Saved entries:
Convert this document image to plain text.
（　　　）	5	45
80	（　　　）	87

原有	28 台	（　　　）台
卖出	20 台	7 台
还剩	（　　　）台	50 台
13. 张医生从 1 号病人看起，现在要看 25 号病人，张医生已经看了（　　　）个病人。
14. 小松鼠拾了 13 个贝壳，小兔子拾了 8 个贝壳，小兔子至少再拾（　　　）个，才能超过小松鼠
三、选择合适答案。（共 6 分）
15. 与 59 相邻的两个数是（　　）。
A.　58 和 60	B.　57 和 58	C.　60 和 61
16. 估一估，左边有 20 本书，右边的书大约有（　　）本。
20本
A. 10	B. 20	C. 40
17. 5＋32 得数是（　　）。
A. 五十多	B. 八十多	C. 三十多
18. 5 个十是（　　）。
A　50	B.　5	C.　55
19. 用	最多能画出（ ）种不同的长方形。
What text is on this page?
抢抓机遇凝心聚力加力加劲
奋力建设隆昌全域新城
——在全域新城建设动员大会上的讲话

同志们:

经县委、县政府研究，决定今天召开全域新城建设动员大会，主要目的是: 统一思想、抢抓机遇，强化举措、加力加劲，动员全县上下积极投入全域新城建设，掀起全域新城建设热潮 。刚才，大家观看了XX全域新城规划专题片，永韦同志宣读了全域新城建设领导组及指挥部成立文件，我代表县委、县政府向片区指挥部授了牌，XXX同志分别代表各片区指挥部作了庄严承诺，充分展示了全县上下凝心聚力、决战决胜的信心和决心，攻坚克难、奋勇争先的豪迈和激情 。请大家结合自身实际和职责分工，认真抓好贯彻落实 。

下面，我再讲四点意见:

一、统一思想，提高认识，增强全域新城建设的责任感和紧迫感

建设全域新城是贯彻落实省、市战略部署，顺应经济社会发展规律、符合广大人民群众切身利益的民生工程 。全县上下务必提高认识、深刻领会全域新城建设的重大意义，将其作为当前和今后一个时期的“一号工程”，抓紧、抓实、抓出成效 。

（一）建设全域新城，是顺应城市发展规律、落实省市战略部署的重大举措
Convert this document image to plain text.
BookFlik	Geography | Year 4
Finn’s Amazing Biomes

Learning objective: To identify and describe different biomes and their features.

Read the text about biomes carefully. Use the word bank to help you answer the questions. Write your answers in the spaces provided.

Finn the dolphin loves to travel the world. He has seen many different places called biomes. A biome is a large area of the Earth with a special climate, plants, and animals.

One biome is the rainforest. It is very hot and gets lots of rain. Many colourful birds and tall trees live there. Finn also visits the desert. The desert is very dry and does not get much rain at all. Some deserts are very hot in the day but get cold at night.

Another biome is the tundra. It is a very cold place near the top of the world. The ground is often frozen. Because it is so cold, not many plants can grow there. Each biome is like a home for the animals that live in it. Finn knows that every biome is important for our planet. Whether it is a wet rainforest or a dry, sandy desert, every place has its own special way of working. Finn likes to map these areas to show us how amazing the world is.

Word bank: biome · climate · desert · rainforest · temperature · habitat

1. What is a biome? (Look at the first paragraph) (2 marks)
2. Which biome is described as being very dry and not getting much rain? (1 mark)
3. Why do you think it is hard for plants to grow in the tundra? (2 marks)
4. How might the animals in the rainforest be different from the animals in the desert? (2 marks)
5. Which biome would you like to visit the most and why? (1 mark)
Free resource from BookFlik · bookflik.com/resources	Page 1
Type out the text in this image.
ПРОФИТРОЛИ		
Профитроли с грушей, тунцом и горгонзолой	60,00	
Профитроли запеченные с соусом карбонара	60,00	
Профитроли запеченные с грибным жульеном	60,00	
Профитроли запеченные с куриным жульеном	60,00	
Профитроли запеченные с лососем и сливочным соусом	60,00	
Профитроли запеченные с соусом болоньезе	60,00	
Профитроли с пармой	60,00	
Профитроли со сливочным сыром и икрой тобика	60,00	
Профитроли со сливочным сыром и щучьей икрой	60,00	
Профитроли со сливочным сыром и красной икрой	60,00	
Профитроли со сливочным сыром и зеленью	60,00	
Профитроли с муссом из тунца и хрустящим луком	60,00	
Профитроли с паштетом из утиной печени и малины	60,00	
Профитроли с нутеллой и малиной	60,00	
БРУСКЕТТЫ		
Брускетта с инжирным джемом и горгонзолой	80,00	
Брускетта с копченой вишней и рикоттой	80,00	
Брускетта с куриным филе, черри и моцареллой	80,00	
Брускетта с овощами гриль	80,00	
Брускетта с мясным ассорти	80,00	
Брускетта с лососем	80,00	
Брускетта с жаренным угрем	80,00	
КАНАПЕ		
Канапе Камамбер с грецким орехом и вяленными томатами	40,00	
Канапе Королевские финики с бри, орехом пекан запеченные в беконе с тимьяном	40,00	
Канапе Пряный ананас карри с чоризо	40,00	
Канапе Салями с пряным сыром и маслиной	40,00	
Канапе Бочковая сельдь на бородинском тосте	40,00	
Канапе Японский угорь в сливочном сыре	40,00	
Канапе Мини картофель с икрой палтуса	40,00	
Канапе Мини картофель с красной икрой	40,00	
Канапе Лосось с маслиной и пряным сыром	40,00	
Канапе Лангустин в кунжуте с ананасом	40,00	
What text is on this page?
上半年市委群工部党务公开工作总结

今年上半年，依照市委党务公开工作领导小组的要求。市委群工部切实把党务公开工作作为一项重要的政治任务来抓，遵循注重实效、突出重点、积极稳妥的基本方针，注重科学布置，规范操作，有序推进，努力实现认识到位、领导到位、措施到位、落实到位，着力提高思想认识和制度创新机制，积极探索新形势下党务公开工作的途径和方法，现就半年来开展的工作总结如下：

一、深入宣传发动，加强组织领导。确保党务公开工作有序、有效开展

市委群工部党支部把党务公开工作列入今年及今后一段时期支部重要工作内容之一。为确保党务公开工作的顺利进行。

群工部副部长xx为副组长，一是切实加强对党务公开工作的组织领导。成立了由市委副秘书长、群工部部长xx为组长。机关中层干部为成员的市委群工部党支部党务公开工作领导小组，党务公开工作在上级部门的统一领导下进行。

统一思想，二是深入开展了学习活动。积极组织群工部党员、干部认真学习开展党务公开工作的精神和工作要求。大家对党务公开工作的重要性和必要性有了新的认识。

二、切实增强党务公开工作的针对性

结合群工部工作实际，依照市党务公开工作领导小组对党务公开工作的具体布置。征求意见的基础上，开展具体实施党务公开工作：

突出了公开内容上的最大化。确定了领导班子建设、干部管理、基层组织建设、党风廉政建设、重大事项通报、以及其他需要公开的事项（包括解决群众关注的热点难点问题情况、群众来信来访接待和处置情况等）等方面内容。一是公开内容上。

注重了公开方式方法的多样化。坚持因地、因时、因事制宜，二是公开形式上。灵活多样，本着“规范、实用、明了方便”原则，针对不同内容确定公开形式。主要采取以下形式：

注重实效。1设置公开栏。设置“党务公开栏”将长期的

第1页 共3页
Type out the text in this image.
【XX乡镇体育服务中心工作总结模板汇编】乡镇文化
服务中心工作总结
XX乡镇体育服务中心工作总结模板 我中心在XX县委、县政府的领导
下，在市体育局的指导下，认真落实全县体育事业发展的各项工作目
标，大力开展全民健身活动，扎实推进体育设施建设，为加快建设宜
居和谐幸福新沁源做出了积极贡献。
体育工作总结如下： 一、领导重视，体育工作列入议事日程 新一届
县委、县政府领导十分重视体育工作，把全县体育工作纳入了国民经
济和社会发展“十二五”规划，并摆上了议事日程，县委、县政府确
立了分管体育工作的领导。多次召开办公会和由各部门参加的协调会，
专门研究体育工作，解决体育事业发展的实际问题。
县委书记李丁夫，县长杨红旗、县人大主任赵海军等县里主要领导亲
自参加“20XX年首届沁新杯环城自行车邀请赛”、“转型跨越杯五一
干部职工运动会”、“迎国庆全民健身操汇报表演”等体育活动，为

DIRECTION: Every entry should be printed again exactly as it stands.

TASK SOLUTION:
Convert this document image to plain text.
（　　　）	5	45
80	（　　　）	87

原有	28 台	（　　　）台
卖出	20 台	7 台
还剩	（　　　）台	50 台
13. 张医生从 1 号病人看起，现在要看 25 号病人，张医生已经看了（　　　）个病人。
14. 小松鼠拾了 13 个贝壳，小兔子拾了 8 个贝壳，小兔子至少再拾（　　　）个，才能超过小松鼠
三、选择合适答案。（共 6 分）
15. 与 59 相邻的两个数是（　　）。
A.　58 和 60	B.　57 和 58	C.　60 和 61
16. 估一估，左边有 20 本书，右边的书大约有（　　）本。
20本
A. 10	B. 20	C. 40
17. 5＋32 得数是（　　）。
A. 五十多	B. 八十多	C. 三十多
18. 5 个十是（　　）。
A　50	B.　5	C.　55
19. 用	最多能画出（ ）种不同的长方形。
What text is on this page?
抢抓机遇凝心聚力加力加劲
奋力建设隆昌全域新城
——在全域新城建设动员大会上的讲话

同志们:

经县委、县政府研究，决定今天召开全域新城建设动员大会，主要目的是: 统一思想、抢抓机遇，强化举措、加力加劲，动员全县上下积极投入全域新城建设，掀起全域新城建设热潮 。刚才，大家观看了XX全域新城规划专题片，永韦同志宣读了全域新城建设领导组及指挥部成立文件，我代表县委、县政府向片区指挥部授了牌，XXX同志分别代表各片区指挥部作了庄严承诺，充分展示了全县上下凝心聚力、决战决胜的信心和决心，攻坚克难、奋勇争先的豪迈和激情 。请大家结合自身实际和职责分工，认真抓好贯彻落实 。

下面，我再讲四点意见:

一、统一思想，提高认识，增强全域新城建设的责任感和紧迫感

建设全域新城是贯彻落实省、市战略部署，顺应经济社会发展规律、符合广大人民群众切身利益的民生工程 。全县上下务必提高认识、深刻领会全域新城建设的重大意义，将其作为当前和今后一个时期的“一号工程”，抓紧、抓实、抓出成效 。

（一）建设全域新城，是顺应城市发展规律、落实省市战略部署的重大举措
Convert this document image to plain text.
BookFlik	Geography | Year 4
Finn’s Amazing Biomes

Learning objective: To identify and describe different biomes and their features.

Read the text about biomes carefully. Use the word bank to help you answer the questions. Write your answers in the spaces provided.

Finn the dolphin loves to travel the world. He has seen many different places called biomes. A biome is a large area of the Earth with a special climate, plants, and animals.

One biome is the rainforest. It is very hot and gets lots of rain. Many colourful birds and tall trees live there. Finn also visits the desert. The desert is very dry and does not get much rain at all. Some deserts are very hot in the day but get cold at night.

Another biome is the tundra. It is a very cold place near the top of the world. The ground is often frozen. Because it is so cold, not many plants can grow there. Each biome is like a home for the animals that live in it. Finn knows that every biome is important for our planet. Whether it is a wet rainforest or a dry, sandy desert, every place has its own special way of working. Finn likes to map these areas to show us how amazing the world is.

Word bank: biome · climate · desert · rainforest · temperature · habitat

1. What is a biome? (Look at the first paragraph) (2 marks)
2. Which biome is described as being very dry and not getting much rain? (1 mark)
3. Why do you think it is hard for plants to grow in the tundra? (2 marks)
4. How might the animals in the rainforest be different from the animals in the desert? (2 marks)
5. Which biome would you like to visit the most and why? (1 mark)
Free resource from BookFlik · bookflik.com/resources	Page 1
Type out the text in this image.
ПРОФИТРОЛИ		
Профитроли с грушей, тунцом и горгонзолой	60,00	
Профитроли запеченные с соусом карбонара	60,00	
Профитроли запеченные с грибным жульеном	60,00	
Профитроли запеченные с куриным жульеном	60,00	
Профитроли запеченные с лососем и сливочным соусом	60,00	
Профитроли запеченные с соусом болоньезе	60,00	
Профитроли с пармой	60,00	
Профитроли со сливочным сыром и икрой тобика	60,00	
Профитроли со сливочным сыром и щучьей икрой	60,00	
Профитроли со сливочным сыром и красной икрой	60,00	
Профитроли со сливочным сыром и зеленью	60,00	
Профитроли с муссом из тунца и хрустящим луком	60,00	
Профитроли с паштетом из утиной печени и малины	60,00	
Профитроли с нутеллой и малиной	60,00	
БРУСКЕТТЫ		
Брускетта с инжирным джемом и горгонзолой	80,00	
Брускетта с копченой вишней и рикоттой	80,00	
Брускетта с куриным филе, черри и моцареллой	80,00	
Брускетта с овощами гриль	80,00	
Брускетта с мясным ассорти	80,00	
Брускетта с лососем	80,00	
Брускетта с жаренным угрем	80,00	
КАНАПЕ		
Канапе Камамбер с грецким орехом и вяленными томатами	40,00	
Канапе Королевские финики с бри, орехом пекан запеченные в беконе с тимьяном	40,00	
Канапе Пряный ананас карри с чоризо	40,00	
Канапе Салями с пряным сыром и маслиной	40,00	
Канапе Бочковая сельдь на бородинском тосте	40,00	
Канапе Японский угорь в сливочном сыре	40,00	
Канапе Мини картофель с икрой палтуса	40,00	
Канапе Мини картофель с красной икрой	40,00	
Канапе Лосось с маслиной и пряным сыром	40,00	
Канапе Лангустин в кунжуте с ананасом	40,00	
What text is on this page?
上半年市委群工部党务公开工作总结

今年上半年，依照市委党务公开工作领导小组的要求。市委群工部切实把党务公开工作作为一项重要的政治任务来抓，遵循注重实效、突出重点、积极稳妥的基本方针，注重科学布置，规范操作，有序推进，努力实现认识到位、领导到位、措施到位、落实到位，着力提高思想认识和制度创新机制，积极探索新形势下党务公开工作的途径和方法，现就半年来开展的工作总结如下：

一、深入宣传发动，加强组织领导。确保党务公开工作有序、有效开展

市委群工部党支部把党务公开工作列入今年及今后一段时期支部重要工作内容之一。为确保党务公开工作的顺利进行。

群工部副部长xx为副组长，一是切实加强对党务公开工作的组织领导。成立了由市委副秘书长、群工部部长xx为组长。机关中层干部为成员的市委群工部党支部党务公开工作领导小组，党务公开工作在上级部门的统一领导下进行。

统一思想，二是深入开展了学习活动。积极组织群工部党员、干部认真学习开展党务公开工作的精神和工作要求。大家对党务公开工作的重要性和必要性有了新的认识。

二、切实增强党务公开工作的针对性

结合群工部工作实际，依照市党务公开工作领导小组对党务公开工作的具体布置。征求意见的基础上，开展具体实施党务公开工作：

突出了公开内容上的最大化。确定了领导班子建设、干部管理、基层组织建设、党风廉政建设、重大事项通报、以及其他需要公开的事项（包括解决群众关注的热点难点问题情况、群众来信来访接待和处置情况等）等方面内容。一是公开内容上。

注重了公开方式方法的多样化。坚持因地、因时、因事制宜，二是公开形式上。灵活多样，本着“规范、实用、明了方便”原则，针对不同内容确定公开形式。主要采取以下形式：

注重实效。1设置公开栏。设置“党务公开栏”将长期的

第1页 共3页
Type out the text in this image.
【XX乡镇体育服务中心工作总结模板汇编】乡镇文化
服务中心工作总结
XX乡镇体育服务中心工作总结模板 我中心在XX县委、县政府的领导
下，在市体育局的指导下，认真落实全县体育事业发展的各项工作目
标，大力开展全民健身活动，扎实推进体育设施建设，为加快建设宜
居和谐幸福新沁源做出了积极贡献。
体育工作总结如下： 一、领导重视，体育工作列入议事日程 新一届
县委、县政府领导十分重视体育工作，把全县体育工作纳入了国民经
济和社会发展“十二五”规划，并摆上了议事日程，县委、县政府确
立了分管体育工作的领导。多次召开办公会和由各部门参加的协调会，
专门研究体育工作，解决体育事业发展的实际问题。
县委书记李丁夫，县长杨红旗、县人大主任赵海军等县里主要领导亲
自参加“20XX年首届沁新杯环城自行车邀请赛”、“转型跨越杯五一
干部职工运动会”、“迎国庆全民健身操汇报表演”等体育活动，为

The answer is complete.